GOAL OF THE EXERCISE =
Copy each line of the records that contains the word "Input".

PROVIDED RECORDS =
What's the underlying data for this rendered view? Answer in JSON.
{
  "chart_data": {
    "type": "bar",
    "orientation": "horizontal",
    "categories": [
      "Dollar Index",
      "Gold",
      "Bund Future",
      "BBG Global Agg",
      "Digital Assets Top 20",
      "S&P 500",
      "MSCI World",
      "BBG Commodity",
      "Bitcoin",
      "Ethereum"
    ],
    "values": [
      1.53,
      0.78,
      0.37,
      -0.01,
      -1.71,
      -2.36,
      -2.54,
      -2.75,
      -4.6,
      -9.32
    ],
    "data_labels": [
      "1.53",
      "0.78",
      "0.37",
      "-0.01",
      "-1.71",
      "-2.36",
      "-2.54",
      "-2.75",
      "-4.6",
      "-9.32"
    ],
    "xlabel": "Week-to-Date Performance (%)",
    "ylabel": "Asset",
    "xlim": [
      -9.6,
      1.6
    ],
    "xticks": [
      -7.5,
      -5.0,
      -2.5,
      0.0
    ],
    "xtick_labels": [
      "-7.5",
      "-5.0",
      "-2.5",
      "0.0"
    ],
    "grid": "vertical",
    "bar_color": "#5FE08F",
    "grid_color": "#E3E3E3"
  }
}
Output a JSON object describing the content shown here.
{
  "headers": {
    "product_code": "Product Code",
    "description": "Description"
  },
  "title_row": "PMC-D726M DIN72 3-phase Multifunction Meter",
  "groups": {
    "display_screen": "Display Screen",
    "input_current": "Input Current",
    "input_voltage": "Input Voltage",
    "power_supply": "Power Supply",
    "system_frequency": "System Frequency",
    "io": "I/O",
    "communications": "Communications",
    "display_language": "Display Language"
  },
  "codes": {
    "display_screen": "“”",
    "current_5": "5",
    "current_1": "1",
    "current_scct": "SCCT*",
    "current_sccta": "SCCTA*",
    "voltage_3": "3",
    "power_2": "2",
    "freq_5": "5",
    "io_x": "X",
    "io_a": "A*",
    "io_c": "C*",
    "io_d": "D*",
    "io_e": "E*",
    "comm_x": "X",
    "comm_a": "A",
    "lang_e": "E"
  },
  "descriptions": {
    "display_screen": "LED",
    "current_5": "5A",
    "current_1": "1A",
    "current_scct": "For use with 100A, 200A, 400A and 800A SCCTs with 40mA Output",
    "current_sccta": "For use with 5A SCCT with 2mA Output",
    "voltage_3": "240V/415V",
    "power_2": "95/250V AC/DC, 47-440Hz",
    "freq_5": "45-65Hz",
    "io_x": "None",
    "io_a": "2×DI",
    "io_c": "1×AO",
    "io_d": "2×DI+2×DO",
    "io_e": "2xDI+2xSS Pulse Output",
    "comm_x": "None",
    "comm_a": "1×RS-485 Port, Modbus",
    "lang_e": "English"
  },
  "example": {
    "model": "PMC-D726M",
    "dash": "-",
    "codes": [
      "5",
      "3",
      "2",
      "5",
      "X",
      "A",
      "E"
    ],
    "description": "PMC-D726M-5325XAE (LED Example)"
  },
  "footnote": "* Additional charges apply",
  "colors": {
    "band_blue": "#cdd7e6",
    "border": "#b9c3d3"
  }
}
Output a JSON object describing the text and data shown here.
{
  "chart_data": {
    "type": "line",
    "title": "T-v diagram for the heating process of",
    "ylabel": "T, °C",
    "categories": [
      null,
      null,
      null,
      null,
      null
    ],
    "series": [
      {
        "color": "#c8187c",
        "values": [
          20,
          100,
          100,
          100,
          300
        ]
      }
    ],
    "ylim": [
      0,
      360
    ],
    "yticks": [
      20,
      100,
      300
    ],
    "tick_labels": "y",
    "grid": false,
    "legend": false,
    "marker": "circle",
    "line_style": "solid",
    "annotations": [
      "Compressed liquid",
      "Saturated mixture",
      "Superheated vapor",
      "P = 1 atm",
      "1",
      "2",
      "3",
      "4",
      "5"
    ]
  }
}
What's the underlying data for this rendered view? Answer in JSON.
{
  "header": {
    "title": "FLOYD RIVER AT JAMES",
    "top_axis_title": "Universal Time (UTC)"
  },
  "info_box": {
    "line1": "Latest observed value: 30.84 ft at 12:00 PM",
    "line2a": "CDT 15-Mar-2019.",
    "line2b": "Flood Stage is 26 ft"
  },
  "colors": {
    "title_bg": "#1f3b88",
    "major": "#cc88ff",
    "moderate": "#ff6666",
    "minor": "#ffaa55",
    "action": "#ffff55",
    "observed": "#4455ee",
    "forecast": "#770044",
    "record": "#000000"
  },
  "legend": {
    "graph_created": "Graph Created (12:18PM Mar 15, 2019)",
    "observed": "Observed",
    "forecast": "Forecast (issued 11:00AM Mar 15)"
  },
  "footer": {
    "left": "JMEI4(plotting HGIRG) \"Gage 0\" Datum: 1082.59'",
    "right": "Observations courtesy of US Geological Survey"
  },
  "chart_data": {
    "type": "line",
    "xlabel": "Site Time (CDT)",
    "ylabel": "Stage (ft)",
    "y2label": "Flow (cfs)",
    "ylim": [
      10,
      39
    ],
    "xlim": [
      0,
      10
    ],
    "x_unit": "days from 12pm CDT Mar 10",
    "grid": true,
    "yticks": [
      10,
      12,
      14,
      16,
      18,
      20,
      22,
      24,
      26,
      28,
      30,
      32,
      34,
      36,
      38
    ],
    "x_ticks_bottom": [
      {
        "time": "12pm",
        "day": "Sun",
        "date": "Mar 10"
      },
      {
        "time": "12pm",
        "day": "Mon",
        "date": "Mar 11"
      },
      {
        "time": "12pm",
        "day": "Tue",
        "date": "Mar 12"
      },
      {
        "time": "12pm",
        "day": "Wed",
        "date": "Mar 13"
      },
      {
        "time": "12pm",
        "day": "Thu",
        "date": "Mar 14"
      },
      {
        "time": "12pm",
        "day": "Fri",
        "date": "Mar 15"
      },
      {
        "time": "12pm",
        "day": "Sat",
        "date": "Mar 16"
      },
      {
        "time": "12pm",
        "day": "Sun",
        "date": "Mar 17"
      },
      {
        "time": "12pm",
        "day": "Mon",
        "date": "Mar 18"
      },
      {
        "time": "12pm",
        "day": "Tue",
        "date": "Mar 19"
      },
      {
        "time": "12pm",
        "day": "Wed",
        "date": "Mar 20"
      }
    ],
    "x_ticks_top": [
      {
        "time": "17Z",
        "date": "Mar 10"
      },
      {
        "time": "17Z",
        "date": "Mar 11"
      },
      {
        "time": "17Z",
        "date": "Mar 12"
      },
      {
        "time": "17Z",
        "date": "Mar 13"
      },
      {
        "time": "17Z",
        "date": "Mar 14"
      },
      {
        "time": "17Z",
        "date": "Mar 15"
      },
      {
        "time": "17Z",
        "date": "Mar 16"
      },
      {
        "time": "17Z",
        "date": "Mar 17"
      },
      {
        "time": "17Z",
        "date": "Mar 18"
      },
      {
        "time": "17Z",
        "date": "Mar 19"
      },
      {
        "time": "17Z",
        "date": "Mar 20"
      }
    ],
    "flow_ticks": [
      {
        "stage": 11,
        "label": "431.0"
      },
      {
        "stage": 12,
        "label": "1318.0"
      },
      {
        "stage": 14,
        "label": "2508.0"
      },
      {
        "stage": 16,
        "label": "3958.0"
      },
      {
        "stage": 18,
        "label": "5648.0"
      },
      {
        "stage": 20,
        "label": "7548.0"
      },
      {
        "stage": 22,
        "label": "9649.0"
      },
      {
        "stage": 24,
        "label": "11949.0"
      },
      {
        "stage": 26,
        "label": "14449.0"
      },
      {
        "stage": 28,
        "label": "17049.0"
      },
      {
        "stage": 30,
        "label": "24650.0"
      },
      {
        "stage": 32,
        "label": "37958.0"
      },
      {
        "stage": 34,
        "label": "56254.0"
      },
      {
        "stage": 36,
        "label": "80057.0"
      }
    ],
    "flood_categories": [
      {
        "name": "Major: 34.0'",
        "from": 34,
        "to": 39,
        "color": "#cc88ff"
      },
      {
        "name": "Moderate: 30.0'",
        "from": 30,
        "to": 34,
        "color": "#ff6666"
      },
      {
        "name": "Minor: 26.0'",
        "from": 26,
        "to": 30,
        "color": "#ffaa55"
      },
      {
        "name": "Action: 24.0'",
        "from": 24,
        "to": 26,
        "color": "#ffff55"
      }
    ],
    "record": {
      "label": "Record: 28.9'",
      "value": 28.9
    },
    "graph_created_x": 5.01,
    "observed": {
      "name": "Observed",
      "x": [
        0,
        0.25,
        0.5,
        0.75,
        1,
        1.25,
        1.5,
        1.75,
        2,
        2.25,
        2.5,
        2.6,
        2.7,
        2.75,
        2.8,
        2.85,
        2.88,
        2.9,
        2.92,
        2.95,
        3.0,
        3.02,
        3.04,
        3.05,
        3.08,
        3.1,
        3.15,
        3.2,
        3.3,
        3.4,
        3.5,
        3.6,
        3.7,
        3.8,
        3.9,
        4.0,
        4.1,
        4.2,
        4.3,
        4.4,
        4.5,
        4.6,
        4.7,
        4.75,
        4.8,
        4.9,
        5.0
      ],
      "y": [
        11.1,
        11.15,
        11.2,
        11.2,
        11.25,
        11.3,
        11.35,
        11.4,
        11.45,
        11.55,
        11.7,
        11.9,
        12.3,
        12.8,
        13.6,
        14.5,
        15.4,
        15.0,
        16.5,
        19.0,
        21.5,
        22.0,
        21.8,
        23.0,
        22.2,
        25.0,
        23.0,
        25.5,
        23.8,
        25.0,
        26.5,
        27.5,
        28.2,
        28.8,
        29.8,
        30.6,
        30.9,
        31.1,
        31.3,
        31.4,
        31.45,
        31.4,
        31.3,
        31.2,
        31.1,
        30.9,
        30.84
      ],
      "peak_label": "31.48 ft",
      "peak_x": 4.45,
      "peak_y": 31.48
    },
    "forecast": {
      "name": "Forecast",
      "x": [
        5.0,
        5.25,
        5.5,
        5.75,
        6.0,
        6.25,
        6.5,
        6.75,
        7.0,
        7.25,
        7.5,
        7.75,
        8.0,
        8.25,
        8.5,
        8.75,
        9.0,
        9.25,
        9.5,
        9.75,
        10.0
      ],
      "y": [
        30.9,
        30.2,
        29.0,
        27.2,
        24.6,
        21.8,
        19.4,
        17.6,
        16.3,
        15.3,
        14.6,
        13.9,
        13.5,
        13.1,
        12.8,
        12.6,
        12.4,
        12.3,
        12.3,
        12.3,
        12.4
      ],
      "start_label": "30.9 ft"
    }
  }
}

FULL ANSWER =
    "input_current": "Input Current",
    "input_voltage": "Input Voltage",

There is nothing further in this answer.